— Start INPUT RECORDS —

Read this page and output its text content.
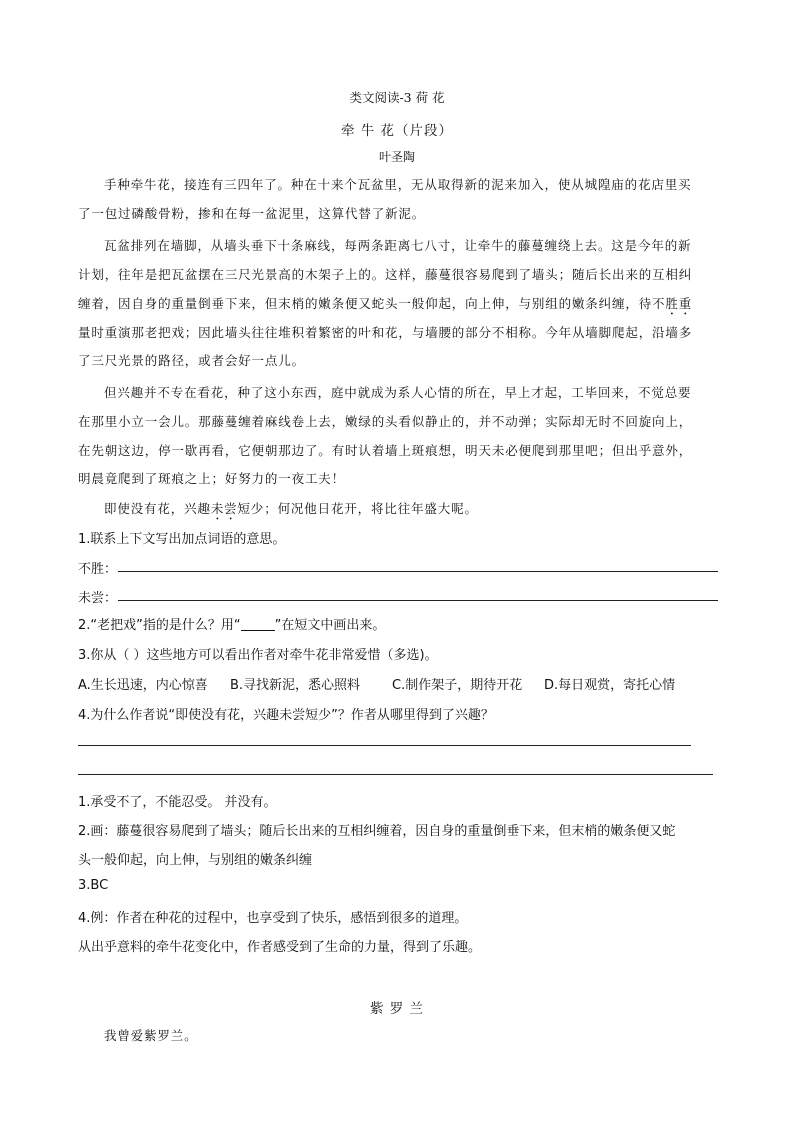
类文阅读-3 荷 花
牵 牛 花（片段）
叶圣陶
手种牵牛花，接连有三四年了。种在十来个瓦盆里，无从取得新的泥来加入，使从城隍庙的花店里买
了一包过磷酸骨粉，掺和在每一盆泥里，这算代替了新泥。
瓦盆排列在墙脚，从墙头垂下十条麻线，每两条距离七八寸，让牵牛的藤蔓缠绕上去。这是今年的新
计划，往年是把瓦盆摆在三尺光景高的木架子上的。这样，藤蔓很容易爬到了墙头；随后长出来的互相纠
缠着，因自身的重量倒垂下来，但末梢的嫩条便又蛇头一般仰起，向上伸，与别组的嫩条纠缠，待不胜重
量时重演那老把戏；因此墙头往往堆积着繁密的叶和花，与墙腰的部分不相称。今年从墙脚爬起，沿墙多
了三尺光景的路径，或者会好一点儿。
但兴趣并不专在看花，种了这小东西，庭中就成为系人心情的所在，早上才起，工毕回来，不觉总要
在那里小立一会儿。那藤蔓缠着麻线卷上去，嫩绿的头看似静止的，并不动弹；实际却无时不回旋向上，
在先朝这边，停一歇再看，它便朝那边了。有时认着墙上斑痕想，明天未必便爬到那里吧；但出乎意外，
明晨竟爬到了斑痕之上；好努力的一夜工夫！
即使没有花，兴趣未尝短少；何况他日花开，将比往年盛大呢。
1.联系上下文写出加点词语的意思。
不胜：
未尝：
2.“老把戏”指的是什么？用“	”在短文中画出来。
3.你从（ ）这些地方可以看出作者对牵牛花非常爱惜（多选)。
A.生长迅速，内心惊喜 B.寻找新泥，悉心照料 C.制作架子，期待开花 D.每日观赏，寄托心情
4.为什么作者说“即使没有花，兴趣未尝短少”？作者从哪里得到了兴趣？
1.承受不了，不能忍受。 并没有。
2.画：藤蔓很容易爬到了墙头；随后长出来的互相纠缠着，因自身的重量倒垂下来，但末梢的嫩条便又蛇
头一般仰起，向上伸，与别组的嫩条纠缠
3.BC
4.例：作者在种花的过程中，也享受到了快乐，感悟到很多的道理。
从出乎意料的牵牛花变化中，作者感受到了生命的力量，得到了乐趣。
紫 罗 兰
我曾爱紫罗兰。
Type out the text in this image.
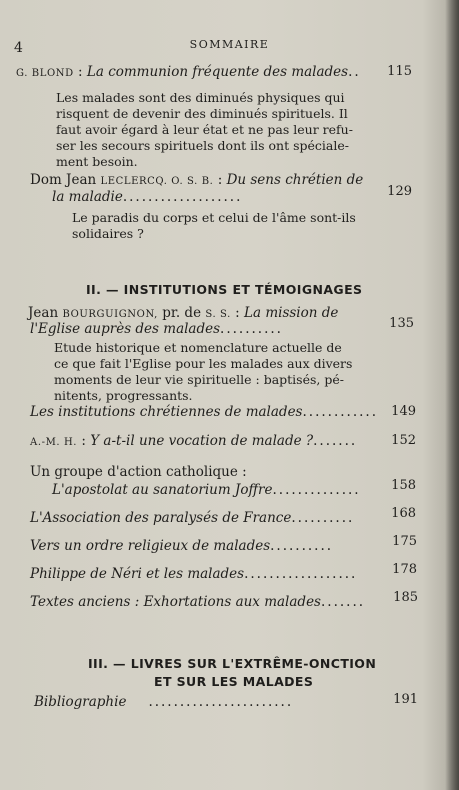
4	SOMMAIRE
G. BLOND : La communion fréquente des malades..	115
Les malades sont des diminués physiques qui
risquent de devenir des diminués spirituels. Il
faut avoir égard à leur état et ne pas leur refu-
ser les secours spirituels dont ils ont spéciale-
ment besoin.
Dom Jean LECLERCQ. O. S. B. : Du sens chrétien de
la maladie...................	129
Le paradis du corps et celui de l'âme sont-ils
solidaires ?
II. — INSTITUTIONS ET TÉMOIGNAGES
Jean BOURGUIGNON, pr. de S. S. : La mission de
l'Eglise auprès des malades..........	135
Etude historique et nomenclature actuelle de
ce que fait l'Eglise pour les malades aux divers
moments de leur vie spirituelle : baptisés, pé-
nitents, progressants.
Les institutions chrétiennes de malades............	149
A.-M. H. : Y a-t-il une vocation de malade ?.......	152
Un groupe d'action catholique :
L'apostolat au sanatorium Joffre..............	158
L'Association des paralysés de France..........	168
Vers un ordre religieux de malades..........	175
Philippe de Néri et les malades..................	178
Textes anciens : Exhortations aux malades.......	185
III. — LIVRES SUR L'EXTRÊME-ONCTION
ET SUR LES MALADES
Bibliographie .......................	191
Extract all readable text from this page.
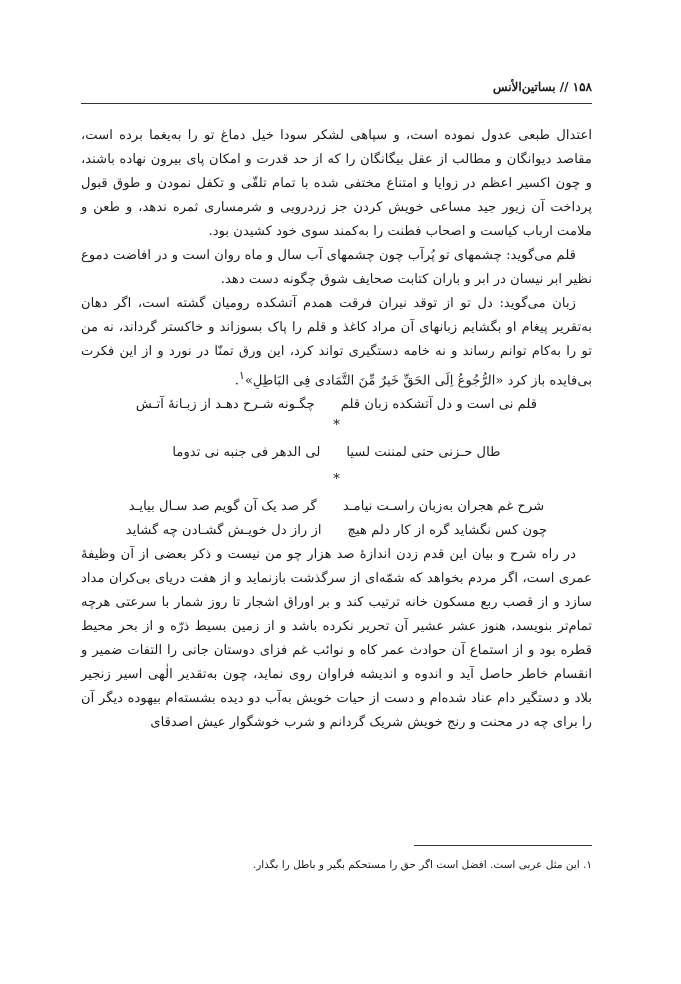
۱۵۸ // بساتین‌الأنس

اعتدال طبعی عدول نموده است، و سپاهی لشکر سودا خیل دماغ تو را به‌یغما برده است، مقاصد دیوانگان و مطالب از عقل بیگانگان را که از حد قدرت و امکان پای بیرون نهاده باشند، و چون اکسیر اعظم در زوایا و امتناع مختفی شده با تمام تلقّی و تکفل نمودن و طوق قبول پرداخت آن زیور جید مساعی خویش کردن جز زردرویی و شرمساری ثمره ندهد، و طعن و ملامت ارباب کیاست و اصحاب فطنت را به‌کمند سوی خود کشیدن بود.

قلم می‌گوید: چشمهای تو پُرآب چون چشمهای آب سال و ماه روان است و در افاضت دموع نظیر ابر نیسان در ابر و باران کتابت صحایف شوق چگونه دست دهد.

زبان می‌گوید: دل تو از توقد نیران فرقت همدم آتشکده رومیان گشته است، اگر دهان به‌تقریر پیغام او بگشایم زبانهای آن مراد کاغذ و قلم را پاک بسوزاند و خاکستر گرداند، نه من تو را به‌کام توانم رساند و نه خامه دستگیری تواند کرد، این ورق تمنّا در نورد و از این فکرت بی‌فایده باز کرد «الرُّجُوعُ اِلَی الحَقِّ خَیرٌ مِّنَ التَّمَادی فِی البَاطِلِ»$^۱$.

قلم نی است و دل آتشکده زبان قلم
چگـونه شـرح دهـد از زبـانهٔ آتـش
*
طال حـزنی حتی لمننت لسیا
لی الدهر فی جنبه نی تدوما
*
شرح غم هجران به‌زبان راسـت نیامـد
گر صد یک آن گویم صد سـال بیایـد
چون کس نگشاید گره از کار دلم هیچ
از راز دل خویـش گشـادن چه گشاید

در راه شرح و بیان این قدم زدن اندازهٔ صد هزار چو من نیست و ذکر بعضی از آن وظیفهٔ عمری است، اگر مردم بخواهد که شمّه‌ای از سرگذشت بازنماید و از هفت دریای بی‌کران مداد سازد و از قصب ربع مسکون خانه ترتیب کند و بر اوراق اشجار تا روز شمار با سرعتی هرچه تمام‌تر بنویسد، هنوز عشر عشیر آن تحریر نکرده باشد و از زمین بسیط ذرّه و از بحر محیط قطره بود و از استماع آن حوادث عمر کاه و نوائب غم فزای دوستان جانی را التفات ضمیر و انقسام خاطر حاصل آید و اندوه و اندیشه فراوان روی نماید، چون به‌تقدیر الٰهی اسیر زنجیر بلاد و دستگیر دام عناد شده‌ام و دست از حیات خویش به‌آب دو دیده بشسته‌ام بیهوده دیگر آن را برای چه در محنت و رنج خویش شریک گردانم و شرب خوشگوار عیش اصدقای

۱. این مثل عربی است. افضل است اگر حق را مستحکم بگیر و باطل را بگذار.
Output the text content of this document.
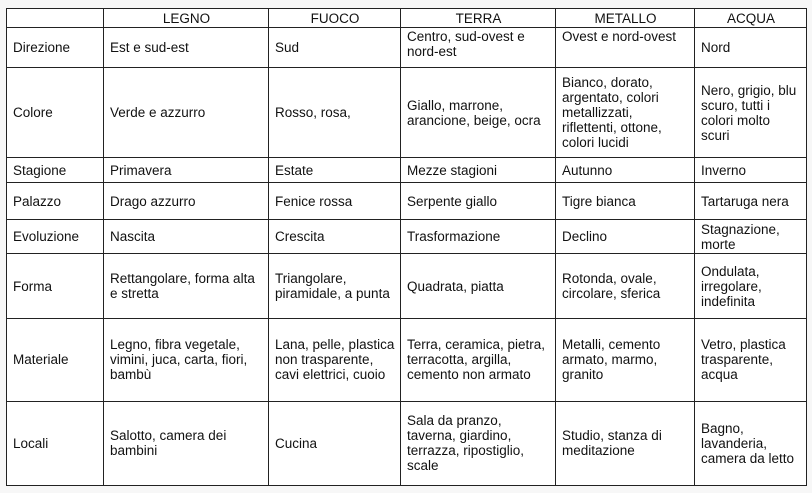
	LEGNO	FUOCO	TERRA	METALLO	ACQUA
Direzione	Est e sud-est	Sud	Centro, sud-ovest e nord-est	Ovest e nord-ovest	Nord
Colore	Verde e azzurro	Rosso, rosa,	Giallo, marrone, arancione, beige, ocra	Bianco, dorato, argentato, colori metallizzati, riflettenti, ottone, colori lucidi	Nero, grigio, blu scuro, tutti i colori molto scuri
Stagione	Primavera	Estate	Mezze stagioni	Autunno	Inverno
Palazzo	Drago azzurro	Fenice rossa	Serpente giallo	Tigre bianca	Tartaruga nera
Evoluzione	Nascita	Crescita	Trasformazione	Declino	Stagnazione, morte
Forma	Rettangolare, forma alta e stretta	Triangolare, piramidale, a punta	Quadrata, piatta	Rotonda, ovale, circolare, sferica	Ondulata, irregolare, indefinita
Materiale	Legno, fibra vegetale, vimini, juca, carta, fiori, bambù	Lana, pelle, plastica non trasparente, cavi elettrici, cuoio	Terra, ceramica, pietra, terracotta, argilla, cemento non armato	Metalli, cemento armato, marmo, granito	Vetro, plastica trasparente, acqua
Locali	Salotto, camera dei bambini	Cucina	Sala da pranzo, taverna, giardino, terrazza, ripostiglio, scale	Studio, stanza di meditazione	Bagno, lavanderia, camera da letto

— End INPUT RECORDS —

* [TO DO]: Except for the pictures, print the data above exactly.

* [EXERCISE SOLUTION]:
Read this page and output its text content.
类文阅读-3 荷 花
牵 牛 花（片段）
叶圣陶
手种牵牛花，接连有三四年了。种在十来个瓦盆里，无从取得新的泥来加入，使从城隍庙的花店里买
了一包过磷酸骨粉，掺和在每一盆泥里，这算代替了新泥。
瓦盆排列在墙脚，从墙头垂下十条麻线，每两条距离七八寸，让牵牛的藤蔓缠绕上去。这是今年的新
计划，往年是把瓦盆摆在三尺光景高的木架子上的。这样，藤蔓很容易爬到了墙头；随后长出来的互相纠
缠着，因自身的重量倒垂下来，但末梢的嫩条便又蛇头一般仰起，向上伸，与别组的嫩条纠缠，待不胜重
量时重演那老把戏；因此墙头往往堆积着繁密的叶和花，与墙腰的部分不相称。今年从墙脚爬起，沿墙多
了三尺光景的路径，或者会好一点儿。
但兴趣并不专在看花，种了这小东西，庭中就成为系人心情的所在，早上才起，工毕回来，不觉总要
在那里小立一会儿。那藤蔓缠着麻线卷上去，嫩绿的头看似静止的，并不动弹；实际却无时不回旋向上，
在先朝这边，停一歇再看，它便朝那边了。有时认着墙上斑痕想，明天未必便爬到那里吧；但出乎意外，
明晨竟爬到了斑痕之上；好努力的一夜工夫！
即使没有花，兴趣未尝短少；何况他日花开，将比往年盛大呢。
1.联系上下文写出加点词语的意思。
不胜：
未尝：
2.“老把戏”指的是什么？用“	”在短文中画出来。
3.你从（ ）这些地方可以看出作者对牵牛花非常爱惜（多选)。
A.生长迅速，内心惊喜 B.寻找新泥，悉心照料 C.制作架子，期待开花 D.每日观赏，寄托心情
4.为什么作者说“即使没有花，兴趣未尝短少”？作者从哪里得到了兴趣？
1.承受不了，不能忍受。 并没有。
2.画：藤蔓很容易爬到了墙头；随后长出来的互相纠缠着，因自身的重量倒垂下来，但末梢的嫩条便又蛇
头一般仰起，向上伸，与别组的嫩条纠缠
3.BC
4.例：作者在种花的过程中，也享受到了快乐，感悟到很多的道理。
从出乎意料的牵牛花变化中，作者感受到了生命的力量，得到了乐趣。
紫 罗 兰
我曾爱紫罗兰。
Type out the text in this image.
4	SOMMAIRE
G. BLOND : La communion fréquente des malades..	115
Les malades sont des diminués physiques qui
risquent de devenir des diminués spirituels. Il
faut avoir égard à leur état et ne pas leur refu-
ser les secours spirituels dont ils ont spéciale-
ment besoin.
Dom Jean LECLERCQ. O. S. B. : Du sens chrétien de
la maladie...................	129
Le paradis du corps et celui de l'âme sont-ils
solidaires ?
II. — INSTITUTIONS ET TÉMOIGNAGES
Jean BOURGUIGNON, pr. de S. S. : La mission de
l'Eglise auprès des malades..........	135
Etude historique et nomenclature actuelle de
ce que fait l'Eglise pour les malades aux divers
moments de leur vie spirituelle : baptisés, pé-
nitents, progressants.
Les institutions chrétiennes de malades............	149
A.-M. H. : Y a-t-il une vocation de malade ?.......	152
Un groupe d'action catholique :
L'apostolat au sanatorium Joffre..............	158
L'Association des paralysés de France..........	168
Vers un ordre religieux de malades..........	175
Philippe de Néri et les malades..................	178
Textes anciens : Exhortations aux malades.......	185
III. — LIVRES SUR L'EXTRÊME-ONCTION
ET SUR LES MALADES
Bibliographie .......................	191
Extract all readable text from this page.
۱۵۸ // بساتین‌الأنس

اعتدال طبعی عدول نموده است، و سپاهی لشکر سودا خیل دماغ تو را به‌یغما برده است، مقاصد دیوانگان و مطالب از عقل بیگانگان را که از حد قدرت و امکان پای بیرون نهاده باشند، و چون اکسیر اعظم در زوایا و امتناع مختفی شده با تمام تلقّی و تکفل نمودن و طوق قبول پرداخت آن زیور جید مساعی خویش کردن جز زردرویی و شرمساری ثمره ندهد، و طعن و ملامت ارباب کیاست و اصحاب فطنت را به‌کمند سوی خود کشیدن بود.

قلم می‌گوید: چشمهای تو پُرآب چون چشمهای آب سال و ماه روان است و در افاضت دموع نظیر ابر نیسان در ابر و باران کتابت صحایف شوق چگونه دست دهد.

زبان می‌گوید: دل تو از توقد نیران فرقت همدم آتشکده رومیان گشته است، اگر دهان به‌تقریر پیغام او بگشایم زبانهای آن مراد کاغذ و قلم را پاک بسوزاند و خاکستر گرداند، نه من تو را به‌کام توانم رساند و نه خامه دستگیری تواند کرد، این ورق تمنّا در نورد و از این فکرت بی‌فایده باز کرد «الرُّجُوعُ اِلَی الحَقِّ خَیرٌ مِّنَ التَّمَادی فِی البَاطِلِ»$^۱$.

قلم نی است و دل آتشکده زبان قلم
چگـونه شـرح دهـد از زبـانهٔ آتـش
*
طال حـزنی حتی لمننت لسیا
لی الدهر فی جنبه نی تدوما
*
شرح غم هجران به‌زبان راسـت نیامـد
گر صد یک آن گویم صد سـال بیایـد
چون کس نگشاید گره از کار دلم هیچ
از راز دل خویـش گشـادن چه گشاید

در راه شرح و بیان این قدم زدن اندازهٔ صد هزار چو من نیست و ذکر بعضی از آن وظیفهٔ عمری است، اگر مردم بخواهد که شمّه‌ای از سرگذشت بازنماید و از هفت دریای بی‌کران مداد سازد و از قصب ربع مسکون خانه ترتیب کند و بر اوراق اشجار تا روز شمار با سرعتی هرچه تمام‌تر بنویسد، هنوز عشر عشیر آن تحریر نکرده باشد و از زمین بسیط ذرّه و از بحر محیط قطره بود و از استماع آن حوادث عمر کاه و نوائب غم فزای دوستان جانی را التفات ضمیر و انقسام خاطر حاصل آید و اندوه و اندیشه فراوان روی نماید، چون به‌تقدیر الٰهی اسیر زنجیر بلاد و دستگیر دام عناد شده‌ام و دست از حیات خویش به‌آب دو دیده بشسته‌ام بیهوده دیگر آن را برای چه در محنت و رنج خویش شریک گردانم و شرب خوشگوار عیش اصدقای

۱. این مثل عربی است. افضل است اگر حق را مستحکم بگیر و باطل را بگذار.
Output the text content of this document.
	LEGNO	FUOCO	TERRA	METALLO	ACQUA
Direzione	Est e sud-est	Sud	Centro, sud-ovest e nord-est	Ovest e nord-ovest	Nord
Colore	Verde e azzurro	Rosso, rosa,	Giallo, marrone, arancione, beige, ocra	Bianco, dorato, argentato, colori metallizzati, riflettenti, ottone, colori lucidi	Nero, grigio, blu scuro, tutti i colori molto scuri
Stagione	Primavera	Estate	Mezze stagioni	Autunno	Inverno
Palazzo	Drago azzurro	Fenice rossa	Serpente giallo	Tigre bianca	Tartaruga nera
Evoluzione	Nascita	Crescita	Trasformazione	Declino	Stagnazione, morte
Forma	Rettangolare, forma alta e stretta	Triangolare, piramidale, a punta	Quadrata, piatta	Rotonda, ovale, circolare, sferica	Ondulata, irregolare, indefinita
Materiale	Legno, fibra vegetale, vimini, juca, carta, fiori, bambù	Lana, pelle, plastica non trasparente, cavi elettrici, cuoio	Terra, ceramica, pietra, terracotta, argilla, cemento non armato	Metalli, cemento armato, marmo, granito	Vetro, plastica trasparente, acqua
Locali	Salotto, camera dei bambini	Cucina	Sala da pranzo, taverna, giardino, terrazza, ripostiglio, scale	Studio, stanza di meditazione	Bagno, lavanderia, camera da letto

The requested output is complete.